TEXT PROVIDED:

Title

Signature Malleability

Relationships

CWE-347: Improper Verification of Cryptographic Signature

Description

The implementation of a cryptographic signature system in Ethereum contracts often assumes that the signature is unique, but signatures can be altered without the possession of the private key and still be valid. The EVM specification defines several so-called ‘precompiled’ contracts one of them being ecrecover which executes the elliptic curve public key recovery. A malicious user can slightly modify the three values v, r and s to create other valid signatures. A system that performs signature verification on contract level might be susceptible to attacks if the signature is part of the signed message hash. Valid signatures could be created by a malicious user to replay previously signed messages.

Remediation

A signature should never be included into a signed message hash to check if previously messages have been processed by the contract.

References

Bitcoin Transaction Malleability CTF - Challenge

Samples

transaction_malleablity.sol

pragma solidity ^0.4.24;

contract transaction_malleablity{
  mapping(address => uint256) balances;
  mapping(bytes32 => bool) signatureUsed;

  constructor(address[] owners, uint[] init){
    require(owners.length == init.length);
    for(uint i=0; i < owners.length; i ++){
      balances[owners[i]] = init[i];
    }
  }

  function transfer(
        bytes _signature,
        address _to,
        uint256 _value,
        uint256 _gasPrice,
        uint256 _nonce)

SET EXERCISE: In the signature malleability text, reproduce the passage from "The implementation of" up to and including "previously signed messages.", substituting "adversary" for every occurrence of "malicious user".

DATA LINES:
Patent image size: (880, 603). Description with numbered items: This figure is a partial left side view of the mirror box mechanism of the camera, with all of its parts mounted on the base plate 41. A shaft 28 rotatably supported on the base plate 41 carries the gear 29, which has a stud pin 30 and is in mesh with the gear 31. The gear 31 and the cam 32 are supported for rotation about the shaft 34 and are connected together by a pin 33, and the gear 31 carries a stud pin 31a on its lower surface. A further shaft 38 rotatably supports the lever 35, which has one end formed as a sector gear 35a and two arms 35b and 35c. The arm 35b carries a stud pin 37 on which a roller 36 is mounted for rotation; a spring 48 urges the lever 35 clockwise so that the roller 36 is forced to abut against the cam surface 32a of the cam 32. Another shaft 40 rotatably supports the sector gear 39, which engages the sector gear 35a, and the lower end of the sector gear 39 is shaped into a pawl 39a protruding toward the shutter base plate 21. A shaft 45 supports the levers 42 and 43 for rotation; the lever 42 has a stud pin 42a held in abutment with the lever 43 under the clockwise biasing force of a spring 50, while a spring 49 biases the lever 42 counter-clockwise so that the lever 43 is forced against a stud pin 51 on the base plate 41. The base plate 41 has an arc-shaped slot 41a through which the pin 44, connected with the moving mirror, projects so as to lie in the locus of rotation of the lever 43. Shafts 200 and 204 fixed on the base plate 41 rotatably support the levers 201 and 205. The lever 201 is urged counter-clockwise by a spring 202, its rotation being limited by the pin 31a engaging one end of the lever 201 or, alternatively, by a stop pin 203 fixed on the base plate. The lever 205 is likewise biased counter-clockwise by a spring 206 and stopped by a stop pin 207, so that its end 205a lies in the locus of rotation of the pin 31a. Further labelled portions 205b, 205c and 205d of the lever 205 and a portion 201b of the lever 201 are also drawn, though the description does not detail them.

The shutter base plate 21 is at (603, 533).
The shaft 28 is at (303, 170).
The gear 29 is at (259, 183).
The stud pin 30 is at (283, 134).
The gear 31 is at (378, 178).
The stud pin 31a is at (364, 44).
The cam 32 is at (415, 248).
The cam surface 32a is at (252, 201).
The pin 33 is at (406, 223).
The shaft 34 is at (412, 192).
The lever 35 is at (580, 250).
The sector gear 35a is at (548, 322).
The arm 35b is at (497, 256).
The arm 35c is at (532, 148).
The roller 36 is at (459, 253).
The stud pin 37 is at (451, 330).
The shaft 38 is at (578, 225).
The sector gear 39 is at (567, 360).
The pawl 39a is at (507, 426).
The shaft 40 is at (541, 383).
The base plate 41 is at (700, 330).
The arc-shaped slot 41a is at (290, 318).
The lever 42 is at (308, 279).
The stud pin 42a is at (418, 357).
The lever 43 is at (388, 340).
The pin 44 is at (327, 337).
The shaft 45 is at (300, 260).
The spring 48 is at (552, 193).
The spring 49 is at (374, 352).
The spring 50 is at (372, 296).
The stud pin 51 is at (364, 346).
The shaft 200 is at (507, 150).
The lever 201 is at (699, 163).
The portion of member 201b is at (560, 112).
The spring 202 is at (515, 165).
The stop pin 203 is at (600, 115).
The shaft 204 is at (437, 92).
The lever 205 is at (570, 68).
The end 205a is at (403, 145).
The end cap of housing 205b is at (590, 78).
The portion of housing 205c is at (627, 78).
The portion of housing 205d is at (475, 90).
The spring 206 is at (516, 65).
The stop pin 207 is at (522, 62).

---

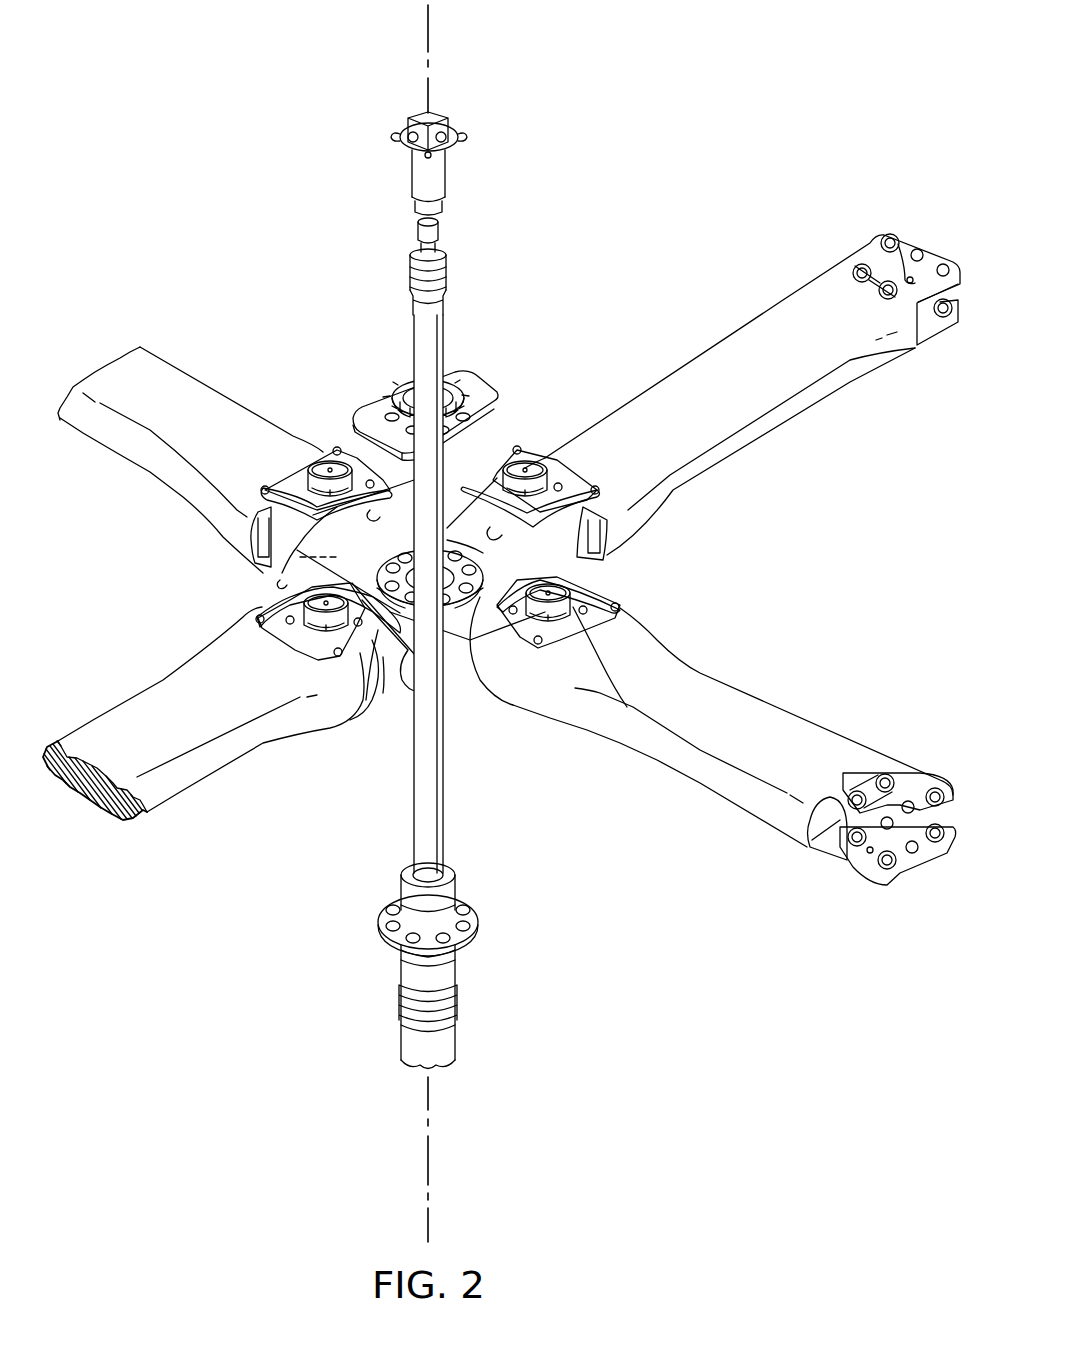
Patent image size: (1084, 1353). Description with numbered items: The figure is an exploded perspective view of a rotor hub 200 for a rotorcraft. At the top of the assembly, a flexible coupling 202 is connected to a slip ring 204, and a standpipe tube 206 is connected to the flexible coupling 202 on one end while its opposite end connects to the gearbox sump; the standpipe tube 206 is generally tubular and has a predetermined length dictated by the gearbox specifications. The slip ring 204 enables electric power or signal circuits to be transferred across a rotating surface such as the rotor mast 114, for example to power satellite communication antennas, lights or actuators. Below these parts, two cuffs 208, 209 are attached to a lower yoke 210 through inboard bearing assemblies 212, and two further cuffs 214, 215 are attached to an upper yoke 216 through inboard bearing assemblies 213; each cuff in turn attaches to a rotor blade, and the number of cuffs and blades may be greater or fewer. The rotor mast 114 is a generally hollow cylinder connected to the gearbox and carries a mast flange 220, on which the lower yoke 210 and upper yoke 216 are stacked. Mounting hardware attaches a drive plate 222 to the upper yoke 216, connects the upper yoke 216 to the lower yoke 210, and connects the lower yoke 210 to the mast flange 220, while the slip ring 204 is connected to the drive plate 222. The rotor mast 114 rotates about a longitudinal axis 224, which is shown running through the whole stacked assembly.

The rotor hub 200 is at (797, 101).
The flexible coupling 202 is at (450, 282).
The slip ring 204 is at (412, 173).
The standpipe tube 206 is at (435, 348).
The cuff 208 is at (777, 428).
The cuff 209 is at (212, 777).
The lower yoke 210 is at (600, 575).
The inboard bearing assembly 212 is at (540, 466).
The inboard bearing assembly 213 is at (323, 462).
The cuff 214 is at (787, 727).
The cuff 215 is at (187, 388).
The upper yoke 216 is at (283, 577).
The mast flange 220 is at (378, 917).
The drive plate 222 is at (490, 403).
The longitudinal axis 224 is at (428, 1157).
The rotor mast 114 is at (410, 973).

TASK ANSWER:
The implementation of a cryptographic signature system in Ethereum contracts often assumes that the signature is unique, but signatures can be altered without the possession of the private key and still be valid. The EVM specification defines several so-called ‘precompiled’ contracts one of them being ecrecover which executes the elliptic curve public key recovery. A adversary can slightly modify the three values v, r and s to create other valid signatures. A system that performs signature verification on contract level might be susceptible to attacks if the signature is part of the signed message hash. Valid signatures could be created by a adversary to replay previously signed messages.